Exercise objective ->
Look below and pull out each line with the word "كتاب".

######

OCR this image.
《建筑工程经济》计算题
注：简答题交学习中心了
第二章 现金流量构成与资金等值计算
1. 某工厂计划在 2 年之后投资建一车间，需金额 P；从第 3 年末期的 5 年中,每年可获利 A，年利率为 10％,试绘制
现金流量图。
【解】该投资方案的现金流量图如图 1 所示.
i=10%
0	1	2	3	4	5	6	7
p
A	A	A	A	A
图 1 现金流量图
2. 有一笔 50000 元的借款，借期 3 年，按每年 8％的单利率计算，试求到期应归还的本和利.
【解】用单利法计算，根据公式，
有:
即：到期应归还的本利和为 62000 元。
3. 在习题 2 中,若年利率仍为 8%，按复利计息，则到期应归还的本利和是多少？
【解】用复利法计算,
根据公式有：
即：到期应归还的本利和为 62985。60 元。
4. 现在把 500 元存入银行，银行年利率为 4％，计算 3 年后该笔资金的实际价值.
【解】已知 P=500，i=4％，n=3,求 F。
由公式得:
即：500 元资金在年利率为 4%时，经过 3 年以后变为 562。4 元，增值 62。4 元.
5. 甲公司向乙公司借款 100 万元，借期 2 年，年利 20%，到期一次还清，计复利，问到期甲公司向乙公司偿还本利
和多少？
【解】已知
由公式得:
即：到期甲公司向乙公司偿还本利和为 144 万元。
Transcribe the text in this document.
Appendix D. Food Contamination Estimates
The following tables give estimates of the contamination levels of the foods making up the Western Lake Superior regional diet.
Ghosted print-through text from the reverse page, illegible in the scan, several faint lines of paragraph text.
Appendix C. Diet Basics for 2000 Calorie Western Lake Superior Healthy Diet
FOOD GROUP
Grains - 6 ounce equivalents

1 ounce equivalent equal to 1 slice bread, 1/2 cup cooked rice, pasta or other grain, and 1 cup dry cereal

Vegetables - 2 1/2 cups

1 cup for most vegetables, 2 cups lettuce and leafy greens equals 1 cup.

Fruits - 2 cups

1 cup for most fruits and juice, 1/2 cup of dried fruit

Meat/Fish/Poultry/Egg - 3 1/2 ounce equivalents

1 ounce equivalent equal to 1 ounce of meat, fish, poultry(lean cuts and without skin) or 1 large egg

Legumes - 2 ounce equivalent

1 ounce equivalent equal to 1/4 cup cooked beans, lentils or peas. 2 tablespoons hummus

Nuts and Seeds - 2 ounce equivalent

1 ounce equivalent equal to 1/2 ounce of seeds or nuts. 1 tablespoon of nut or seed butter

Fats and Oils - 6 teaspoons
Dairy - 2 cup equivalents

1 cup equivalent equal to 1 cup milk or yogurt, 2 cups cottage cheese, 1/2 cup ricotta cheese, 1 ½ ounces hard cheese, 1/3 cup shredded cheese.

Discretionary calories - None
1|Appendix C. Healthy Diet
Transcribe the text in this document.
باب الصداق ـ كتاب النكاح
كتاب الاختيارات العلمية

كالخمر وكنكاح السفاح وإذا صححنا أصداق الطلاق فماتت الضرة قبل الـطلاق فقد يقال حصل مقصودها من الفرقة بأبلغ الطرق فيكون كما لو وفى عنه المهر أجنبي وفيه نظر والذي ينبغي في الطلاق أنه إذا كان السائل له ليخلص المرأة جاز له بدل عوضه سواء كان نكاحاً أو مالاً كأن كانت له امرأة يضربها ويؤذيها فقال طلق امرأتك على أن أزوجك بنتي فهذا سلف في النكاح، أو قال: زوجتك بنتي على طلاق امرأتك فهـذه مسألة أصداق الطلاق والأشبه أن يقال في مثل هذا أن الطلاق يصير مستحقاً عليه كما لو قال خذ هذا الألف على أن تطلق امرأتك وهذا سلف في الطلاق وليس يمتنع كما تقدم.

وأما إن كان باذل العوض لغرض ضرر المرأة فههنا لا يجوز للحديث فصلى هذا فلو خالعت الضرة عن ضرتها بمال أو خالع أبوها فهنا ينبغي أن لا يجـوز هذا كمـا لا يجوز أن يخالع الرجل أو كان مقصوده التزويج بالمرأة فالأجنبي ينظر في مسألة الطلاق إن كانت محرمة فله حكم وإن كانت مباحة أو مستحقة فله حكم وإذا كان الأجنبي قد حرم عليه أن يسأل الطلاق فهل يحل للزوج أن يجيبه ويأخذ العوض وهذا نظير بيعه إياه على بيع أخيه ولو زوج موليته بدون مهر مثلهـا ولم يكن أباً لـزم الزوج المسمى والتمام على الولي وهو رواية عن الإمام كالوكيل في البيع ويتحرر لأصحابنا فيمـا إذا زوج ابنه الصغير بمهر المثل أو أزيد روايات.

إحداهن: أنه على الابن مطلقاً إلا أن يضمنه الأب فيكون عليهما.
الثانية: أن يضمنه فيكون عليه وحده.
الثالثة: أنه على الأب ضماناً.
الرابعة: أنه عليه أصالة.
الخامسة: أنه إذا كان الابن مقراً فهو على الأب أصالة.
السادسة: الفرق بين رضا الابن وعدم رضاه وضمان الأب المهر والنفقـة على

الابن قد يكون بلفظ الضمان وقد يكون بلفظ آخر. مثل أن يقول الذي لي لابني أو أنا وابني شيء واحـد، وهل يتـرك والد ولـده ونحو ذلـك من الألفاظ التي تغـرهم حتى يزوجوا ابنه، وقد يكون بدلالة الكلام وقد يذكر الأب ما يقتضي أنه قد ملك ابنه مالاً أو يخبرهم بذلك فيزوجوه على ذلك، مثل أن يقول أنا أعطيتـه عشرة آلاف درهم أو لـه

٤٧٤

######

Task result ->
باب الصداق ـ كتاب النكاح
كتاب الاختيارات العلمية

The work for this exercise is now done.